A run of records:
────

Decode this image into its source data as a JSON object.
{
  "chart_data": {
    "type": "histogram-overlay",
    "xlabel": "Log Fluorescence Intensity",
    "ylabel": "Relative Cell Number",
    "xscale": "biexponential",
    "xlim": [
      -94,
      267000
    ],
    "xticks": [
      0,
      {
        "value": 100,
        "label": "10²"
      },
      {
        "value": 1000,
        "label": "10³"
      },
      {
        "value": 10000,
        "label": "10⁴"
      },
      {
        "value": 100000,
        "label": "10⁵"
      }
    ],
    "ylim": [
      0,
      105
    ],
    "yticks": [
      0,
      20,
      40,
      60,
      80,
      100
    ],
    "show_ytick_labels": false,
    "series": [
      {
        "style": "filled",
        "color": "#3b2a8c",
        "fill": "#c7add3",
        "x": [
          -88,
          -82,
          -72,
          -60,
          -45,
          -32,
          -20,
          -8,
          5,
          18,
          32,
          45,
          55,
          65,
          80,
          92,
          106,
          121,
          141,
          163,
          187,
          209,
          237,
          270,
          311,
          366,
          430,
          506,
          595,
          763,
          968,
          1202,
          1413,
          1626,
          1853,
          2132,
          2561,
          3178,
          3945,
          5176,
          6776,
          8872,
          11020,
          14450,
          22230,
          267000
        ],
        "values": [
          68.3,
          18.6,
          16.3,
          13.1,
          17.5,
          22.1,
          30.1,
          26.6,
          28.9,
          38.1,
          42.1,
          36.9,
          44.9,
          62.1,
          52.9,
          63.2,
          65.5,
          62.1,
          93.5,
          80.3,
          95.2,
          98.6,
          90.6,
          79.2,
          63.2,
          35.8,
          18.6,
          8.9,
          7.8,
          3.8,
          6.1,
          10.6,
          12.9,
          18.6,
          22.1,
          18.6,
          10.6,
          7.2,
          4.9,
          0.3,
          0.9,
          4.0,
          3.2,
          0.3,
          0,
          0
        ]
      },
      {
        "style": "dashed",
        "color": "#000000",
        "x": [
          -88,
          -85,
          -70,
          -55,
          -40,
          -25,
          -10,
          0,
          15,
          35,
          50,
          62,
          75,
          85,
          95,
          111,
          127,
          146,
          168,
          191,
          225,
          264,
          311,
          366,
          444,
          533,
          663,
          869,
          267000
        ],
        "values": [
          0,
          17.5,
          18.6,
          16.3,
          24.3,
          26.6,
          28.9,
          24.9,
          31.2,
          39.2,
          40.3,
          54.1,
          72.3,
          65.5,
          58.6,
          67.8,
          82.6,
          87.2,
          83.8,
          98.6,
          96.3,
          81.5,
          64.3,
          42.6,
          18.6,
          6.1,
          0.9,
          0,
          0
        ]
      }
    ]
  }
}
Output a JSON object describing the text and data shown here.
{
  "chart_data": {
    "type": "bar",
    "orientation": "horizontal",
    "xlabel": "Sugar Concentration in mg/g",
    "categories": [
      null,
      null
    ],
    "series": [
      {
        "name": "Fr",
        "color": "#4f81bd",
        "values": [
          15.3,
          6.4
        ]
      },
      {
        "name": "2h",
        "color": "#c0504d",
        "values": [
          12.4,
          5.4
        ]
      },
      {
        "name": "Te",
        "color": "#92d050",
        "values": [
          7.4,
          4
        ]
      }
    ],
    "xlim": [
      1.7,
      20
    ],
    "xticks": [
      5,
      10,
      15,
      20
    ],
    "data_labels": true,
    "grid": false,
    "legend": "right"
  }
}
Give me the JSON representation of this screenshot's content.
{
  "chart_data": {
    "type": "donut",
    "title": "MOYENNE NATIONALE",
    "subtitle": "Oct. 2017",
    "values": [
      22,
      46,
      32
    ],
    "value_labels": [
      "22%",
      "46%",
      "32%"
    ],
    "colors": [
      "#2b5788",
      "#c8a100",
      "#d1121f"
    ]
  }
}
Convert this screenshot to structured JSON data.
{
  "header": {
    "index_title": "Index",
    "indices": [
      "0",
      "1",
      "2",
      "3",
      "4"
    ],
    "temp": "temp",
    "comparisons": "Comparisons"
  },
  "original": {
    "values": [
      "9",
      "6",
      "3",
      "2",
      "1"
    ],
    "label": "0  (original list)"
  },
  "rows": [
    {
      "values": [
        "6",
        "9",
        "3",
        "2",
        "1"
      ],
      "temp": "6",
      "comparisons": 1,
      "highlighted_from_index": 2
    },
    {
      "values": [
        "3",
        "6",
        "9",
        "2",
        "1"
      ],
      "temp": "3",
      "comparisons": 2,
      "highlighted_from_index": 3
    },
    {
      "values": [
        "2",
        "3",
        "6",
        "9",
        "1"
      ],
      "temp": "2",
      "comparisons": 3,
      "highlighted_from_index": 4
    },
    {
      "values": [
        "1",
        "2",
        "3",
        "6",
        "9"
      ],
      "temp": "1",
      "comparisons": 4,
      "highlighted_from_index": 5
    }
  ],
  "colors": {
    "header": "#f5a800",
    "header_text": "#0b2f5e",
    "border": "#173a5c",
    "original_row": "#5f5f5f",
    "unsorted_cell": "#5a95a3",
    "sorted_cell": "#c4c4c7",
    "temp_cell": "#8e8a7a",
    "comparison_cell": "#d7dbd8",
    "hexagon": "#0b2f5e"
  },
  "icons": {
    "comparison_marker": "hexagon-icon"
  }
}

────

**Problem requirements**
Identify the lines above that contain the word "JSON", then copy them.

**Completed exercise**
Decode this image into its source data as a JSON object.
Output a JSON object describing the text and data shown here.
Give me the JSON representation of this screenshot's content.
Convert this screenshot to structured JSON data.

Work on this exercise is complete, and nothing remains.